### Work to complete
Wherever the word "Tech" appears in a line, extract that line.

### Excerpted data
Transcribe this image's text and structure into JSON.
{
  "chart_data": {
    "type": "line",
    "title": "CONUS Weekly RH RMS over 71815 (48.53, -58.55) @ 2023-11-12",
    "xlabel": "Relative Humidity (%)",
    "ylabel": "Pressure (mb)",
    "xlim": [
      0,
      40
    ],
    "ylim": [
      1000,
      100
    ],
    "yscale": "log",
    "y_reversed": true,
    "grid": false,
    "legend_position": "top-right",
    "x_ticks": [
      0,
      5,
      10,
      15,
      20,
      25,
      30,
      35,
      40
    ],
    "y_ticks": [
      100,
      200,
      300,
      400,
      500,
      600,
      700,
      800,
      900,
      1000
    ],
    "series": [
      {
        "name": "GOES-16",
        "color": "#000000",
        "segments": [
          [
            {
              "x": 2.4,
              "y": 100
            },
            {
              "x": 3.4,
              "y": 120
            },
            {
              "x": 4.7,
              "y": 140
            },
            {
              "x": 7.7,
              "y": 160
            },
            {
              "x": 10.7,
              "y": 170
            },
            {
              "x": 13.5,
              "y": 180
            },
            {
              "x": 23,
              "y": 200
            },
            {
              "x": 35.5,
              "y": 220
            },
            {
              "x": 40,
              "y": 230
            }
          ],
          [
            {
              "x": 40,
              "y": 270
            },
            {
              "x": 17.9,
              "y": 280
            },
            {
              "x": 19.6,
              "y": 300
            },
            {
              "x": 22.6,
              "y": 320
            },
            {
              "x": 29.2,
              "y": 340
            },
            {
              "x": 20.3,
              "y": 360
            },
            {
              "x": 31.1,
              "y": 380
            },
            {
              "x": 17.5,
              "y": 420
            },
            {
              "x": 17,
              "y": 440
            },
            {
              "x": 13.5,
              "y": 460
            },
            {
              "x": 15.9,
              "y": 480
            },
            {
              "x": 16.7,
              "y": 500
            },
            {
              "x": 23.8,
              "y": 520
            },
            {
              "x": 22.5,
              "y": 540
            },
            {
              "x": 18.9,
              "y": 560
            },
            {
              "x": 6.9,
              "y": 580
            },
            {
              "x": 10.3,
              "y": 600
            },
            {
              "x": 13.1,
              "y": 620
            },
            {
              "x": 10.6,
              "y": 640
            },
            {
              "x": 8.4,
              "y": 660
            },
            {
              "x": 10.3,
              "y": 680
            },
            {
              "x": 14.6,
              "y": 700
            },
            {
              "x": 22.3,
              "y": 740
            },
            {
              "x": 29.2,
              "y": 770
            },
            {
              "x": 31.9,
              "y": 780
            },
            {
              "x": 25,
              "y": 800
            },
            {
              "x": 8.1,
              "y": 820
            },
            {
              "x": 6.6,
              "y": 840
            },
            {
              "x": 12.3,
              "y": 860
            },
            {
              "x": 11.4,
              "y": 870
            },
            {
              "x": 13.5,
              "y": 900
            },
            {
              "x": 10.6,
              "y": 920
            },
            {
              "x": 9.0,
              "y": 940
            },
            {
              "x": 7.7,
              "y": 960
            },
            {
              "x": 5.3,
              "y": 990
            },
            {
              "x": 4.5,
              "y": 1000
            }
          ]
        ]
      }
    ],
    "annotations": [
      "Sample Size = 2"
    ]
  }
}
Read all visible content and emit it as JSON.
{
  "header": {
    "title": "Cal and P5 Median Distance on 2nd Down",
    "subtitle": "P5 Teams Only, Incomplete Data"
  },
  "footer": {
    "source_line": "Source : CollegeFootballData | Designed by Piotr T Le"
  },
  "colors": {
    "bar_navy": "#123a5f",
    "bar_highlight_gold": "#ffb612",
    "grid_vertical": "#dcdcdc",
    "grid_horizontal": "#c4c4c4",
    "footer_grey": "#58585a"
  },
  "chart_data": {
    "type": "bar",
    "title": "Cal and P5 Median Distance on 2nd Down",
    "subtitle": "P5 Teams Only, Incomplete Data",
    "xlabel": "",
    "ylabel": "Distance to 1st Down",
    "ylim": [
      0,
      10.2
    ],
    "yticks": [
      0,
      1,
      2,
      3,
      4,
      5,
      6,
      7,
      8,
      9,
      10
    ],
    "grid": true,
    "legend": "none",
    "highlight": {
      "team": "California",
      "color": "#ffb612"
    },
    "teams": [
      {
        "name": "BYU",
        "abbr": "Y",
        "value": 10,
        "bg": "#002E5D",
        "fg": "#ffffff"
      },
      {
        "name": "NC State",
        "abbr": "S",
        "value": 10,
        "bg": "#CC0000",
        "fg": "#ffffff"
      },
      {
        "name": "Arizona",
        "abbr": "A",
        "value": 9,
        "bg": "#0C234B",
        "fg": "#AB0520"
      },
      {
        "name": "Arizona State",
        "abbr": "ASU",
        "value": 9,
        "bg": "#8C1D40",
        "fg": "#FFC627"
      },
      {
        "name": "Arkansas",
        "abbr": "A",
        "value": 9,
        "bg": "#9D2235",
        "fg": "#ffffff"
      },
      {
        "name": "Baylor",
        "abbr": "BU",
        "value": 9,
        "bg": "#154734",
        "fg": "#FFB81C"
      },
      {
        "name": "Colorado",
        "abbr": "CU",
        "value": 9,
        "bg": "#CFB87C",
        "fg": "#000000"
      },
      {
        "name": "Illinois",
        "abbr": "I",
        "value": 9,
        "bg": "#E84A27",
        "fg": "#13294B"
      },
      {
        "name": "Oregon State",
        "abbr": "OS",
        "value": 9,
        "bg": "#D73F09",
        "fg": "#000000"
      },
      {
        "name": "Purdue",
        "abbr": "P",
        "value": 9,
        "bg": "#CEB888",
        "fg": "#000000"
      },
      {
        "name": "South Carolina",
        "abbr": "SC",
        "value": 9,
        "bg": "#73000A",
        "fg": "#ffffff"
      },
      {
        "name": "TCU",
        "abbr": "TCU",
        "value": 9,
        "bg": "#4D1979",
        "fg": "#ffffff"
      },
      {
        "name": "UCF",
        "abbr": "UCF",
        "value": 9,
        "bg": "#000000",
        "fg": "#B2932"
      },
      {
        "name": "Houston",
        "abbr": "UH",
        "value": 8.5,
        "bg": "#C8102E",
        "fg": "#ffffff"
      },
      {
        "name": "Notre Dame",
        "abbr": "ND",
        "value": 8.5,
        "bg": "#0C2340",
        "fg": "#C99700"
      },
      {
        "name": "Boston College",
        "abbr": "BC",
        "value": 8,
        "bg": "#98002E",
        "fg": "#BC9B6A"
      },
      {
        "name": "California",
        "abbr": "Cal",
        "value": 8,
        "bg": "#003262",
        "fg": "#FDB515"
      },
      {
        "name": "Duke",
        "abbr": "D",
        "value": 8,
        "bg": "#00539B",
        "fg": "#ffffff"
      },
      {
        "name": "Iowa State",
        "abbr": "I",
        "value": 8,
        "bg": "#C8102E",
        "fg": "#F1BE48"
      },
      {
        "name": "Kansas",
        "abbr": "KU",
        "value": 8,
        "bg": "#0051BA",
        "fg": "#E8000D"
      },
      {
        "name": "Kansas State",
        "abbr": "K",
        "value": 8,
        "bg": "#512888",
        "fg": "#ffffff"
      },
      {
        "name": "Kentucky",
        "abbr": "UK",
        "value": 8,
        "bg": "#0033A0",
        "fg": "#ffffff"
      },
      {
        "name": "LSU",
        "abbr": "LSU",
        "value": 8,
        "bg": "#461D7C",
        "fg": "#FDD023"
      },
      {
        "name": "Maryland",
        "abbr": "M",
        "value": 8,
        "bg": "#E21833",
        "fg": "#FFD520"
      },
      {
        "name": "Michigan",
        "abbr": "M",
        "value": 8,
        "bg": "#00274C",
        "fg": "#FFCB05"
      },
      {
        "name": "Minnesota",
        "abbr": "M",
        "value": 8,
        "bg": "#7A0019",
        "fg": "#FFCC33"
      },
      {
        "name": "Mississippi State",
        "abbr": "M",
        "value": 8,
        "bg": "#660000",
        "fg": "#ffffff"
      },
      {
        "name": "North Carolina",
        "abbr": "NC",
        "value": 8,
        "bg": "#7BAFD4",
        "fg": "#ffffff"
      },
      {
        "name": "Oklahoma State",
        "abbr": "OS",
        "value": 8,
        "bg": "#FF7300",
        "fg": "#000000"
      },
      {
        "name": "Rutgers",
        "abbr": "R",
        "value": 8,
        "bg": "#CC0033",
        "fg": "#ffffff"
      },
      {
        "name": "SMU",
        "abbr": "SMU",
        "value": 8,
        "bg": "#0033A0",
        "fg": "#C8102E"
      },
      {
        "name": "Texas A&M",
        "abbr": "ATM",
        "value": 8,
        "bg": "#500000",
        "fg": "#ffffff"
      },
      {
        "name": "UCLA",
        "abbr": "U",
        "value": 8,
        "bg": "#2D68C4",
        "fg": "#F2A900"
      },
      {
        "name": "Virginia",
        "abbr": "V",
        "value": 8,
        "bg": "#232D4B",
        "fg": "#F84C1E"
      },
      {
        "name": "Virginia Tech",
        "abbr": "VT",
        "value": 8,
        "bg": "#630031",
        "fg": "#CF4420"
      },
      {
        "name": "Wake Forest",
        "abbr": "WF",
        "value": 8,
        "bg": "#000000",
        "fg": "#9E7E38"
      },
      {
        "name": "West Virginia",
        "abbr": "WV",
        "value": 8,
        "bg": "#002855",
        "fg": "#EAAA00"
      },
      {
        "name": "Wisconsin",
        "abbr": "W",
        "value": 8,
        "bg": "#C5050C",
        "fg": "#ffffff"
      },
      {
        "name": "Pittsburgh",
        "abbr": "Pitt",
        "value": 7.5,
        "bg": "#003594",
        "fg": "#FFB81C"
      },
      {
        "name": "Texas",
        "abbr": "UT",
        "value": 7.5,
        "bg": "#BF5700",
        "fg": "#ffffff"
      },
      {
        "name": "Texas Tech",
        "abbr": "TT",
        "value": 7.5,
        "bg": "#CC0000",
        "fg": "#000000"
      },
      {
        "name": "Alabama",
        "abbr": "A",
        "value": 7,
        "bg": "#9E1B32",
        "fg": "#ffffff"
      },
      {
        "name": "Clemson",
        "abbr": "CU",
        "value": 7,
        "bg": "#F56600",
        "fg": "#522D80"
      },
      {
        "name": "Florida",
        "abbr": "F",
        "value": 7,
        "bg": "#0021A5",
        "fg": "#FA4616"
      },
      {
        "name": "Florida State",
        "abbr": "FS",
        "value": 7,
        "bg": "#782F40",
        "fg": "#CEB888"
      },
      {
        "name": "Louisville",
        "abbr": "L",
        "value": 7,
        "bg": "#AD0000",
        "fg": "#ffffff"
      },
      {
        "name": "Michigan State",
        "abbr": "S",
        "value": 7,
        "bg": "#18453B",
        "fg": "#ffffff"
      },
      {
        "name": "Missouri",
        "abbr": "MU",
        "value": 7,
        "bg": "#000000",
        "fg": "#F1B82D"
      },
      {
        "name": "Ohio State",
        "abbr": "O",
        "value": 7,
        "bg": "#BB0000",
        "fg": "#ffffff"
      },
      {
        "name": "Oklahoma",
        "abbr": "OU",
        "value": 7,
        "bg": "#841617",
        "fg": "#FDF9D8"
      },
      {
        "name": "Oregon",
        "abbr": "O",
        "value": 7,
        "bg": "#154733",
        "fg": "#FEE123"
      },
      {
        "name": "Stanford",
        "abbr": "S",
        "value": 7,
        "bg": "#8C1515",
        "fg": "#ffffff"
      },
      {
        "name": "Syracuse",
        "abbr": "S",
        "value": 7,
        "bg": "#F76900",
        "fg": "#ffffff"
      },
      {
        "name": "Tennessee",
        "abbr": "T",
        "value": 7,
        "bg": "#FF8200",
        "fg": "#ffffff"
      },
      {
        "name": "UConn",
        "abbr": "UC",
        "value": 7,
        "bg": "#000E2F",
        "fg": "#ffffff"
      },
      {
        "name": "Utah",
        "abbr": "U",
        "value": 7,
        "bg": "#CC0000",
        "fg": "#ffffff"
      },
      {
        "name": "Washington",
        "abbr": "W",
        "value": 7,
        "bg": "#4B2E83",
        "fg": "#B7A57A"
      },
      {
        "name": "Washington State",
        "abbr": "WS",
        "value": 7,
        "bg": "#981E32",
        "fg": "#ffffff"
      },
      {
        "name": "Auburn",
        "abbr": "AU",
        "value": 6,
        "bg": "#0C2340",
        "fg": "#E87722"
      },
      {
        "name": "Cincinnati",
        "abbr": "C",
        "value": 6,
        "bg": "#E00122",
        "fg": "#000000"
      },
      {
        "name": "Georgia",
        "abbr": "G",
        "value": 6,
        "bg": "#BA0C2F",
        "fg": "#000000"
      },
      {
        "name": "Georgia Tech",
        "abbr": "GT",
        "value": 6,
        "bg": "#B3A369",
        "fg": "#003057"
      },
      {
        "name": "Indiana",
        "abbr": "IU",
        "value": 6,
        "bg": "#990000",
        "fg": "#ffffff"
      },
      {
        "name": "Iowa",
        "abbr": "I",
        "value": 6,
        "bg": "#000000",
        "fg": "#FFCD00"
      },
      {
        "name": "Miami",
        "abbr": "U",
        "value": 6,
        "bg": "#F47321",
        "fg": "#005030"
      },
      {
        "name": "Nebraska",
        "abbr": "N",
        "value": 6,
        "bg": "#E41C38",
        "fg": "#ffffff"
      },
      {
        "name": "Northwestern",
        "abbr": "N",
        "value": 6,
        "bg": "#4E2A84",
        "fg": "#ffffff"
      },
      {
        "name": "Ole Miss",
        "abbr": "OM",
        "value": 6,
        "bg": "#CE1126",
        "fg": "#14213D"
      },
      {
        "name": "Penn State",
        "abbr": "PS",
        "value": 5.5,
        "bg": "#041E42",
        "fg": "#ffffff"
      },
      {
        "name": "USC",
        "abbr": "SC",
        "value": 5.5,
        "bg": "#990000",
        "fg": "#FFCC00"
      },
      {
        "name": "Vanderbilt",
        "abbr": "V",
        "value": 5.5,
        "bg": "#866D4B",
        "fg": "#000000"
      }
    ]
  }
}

### Result of this exercise
        "name": "Virginia Tech",
        "name": "Texas Tech",
        "name": "Georgia Tech",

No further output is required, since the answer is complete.